(Entries from a visual dataset)
┏━━

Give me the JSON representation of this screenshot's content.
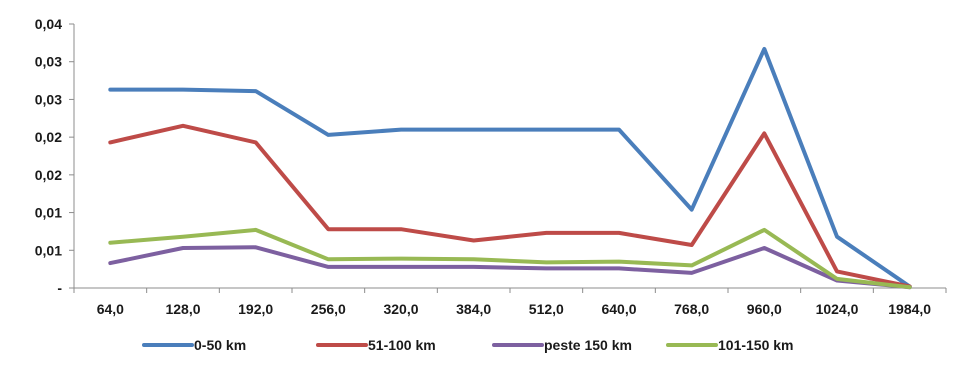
{
  "chart_data": {
    "type": "line",
    "title": "",
    "xlabel": "",
    "ylabel": "",
    "categories": [
      "64,0",
      "128,0",
      "192,0",
      "256,0",
      "320,0",
      "384,0",
      "512,0",
      "640,0",
      "768,0",
      "960,0",
      "1024,0",
      "1984,0"
    ],
    "y_tick_labels": [
      "-",
      "0,01",
      "0,01",
      "0,02",
      "0,02",
      "0,03",
      "0,03",
      "0,04"
    ],
    "ylim": [
      0,
      0.035
    ],
    "grid": false,
    "legend_position": "bottom",
    "series": [
      {
        "name": "0-50 km",
        "color": "#4a7ebb",
        "values": [
          0.0263,
          0.0263,
          0.0261,
          0.0203,
          0.021,
          0.021,
          0.021,
          0.021,
          0.0104,
          0.0317,
          0.0068,
          0.0002
        ]
      },
      {
        "name": "51-100 km",
        "color": "#be4b48",
        "values": [
          0.0193,
          0.0215,
          0.0193,
          0.0078,
          0.0078,
          0.0063,
          0.0073,
          0.0073,
          0.0057,
          0.0205,
          0.0022,
          0.0002
        ]
      },
      {
        "name": "peste 150 km",
        "color": "#7d60a0",
        "values": [
          0.0033,
          0.0053,
          0.0054,
          0.0028,
          0.0028,
          0.0028,
          0.0026,
          0.0026,
          0.002,
          0.0053,
          0.001,
          0.0001
        ]
      },
      {
        "name": "101-150 km",
        "color": "#98b954",
        "values": [
          0.006,
          0.0068,
          0.0077,
          0.0038,
          0.0039,
          0.0038,
          0.0034,
          0.0035,
          0.003,
          0.0077,
          0.0012,
          0.0001
        ]
      }
    ]
  }
}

┗━━

* Requirements *
Do not include the images; transcribe the rest of the listing exactly.

* Correct result *
Give me the JSON representation of this screenshot's content.
{
  "chart_data": {
    "type": "line",
    "title": "",
    "xlabel": "",
    "ylabel": "",
    "categories": [
      "64,0",
      "128,0",
      "192,0",
      "256,0",
      "320,0",
      "384,0",
      "512,0",
      "640,0",
      "768,0",
      "960,0",
      "1024,0",
      "1984,0"
    ],
    "y_tick_labels": [
      "-",
      "0,01",
      "0,01",
      "0,02",
      "0,02",
      "0,03",
      "0,03",
      "0,04"
    ],
    "ylim": [
      0,
      0.035
    ],
    "grid": false,
    "legend_position": "bottom",
    "series": [
      {
        "name": "0-50 km",
        "color": "#4a7ebb",
        "values": [
          0.0263,
          0.0263,
          0.0261,
          0.0203,
          0.021,
          0.021,
          0.021,
          0.021,
          0.0104,
          0.0317,
          0.0068,
          0.0002
        ]
      },
      {
        "name": "51-100 km",
        "color": "#be4b48",
        "values": [
          0.0193,
          0.0215,
          0.0193,
          0.0078,
          0.0078,
          0.0063,
          0.0073,
          0.0073,
          0.0057,
          0.0205,
          0.0022,
          0.0002
        ]
      },
      {
        "name": "peste 150 km",
        "color": "#7d60a0",
        "values": [
          0.0033,
          0.0053,
          0.0054,
          0.0028,
          0.0028,
          0.0028,
          0.0026,
          0.0026,
          0.002,
          0.0053,
          0.001,
          0.0001
        ]
      },
      {
        "name": "101-150 km",
        "color": "#98b954",
        "values": [
          0.006,
          0.0068,
          0.0077,
          0.0038,
          0.0039,
          0.0038,
          0.0034,
          0.0035,
          0.003,
          0.0077,
          0.0012,
          0.0001
        ]
      }
    ]
  }
}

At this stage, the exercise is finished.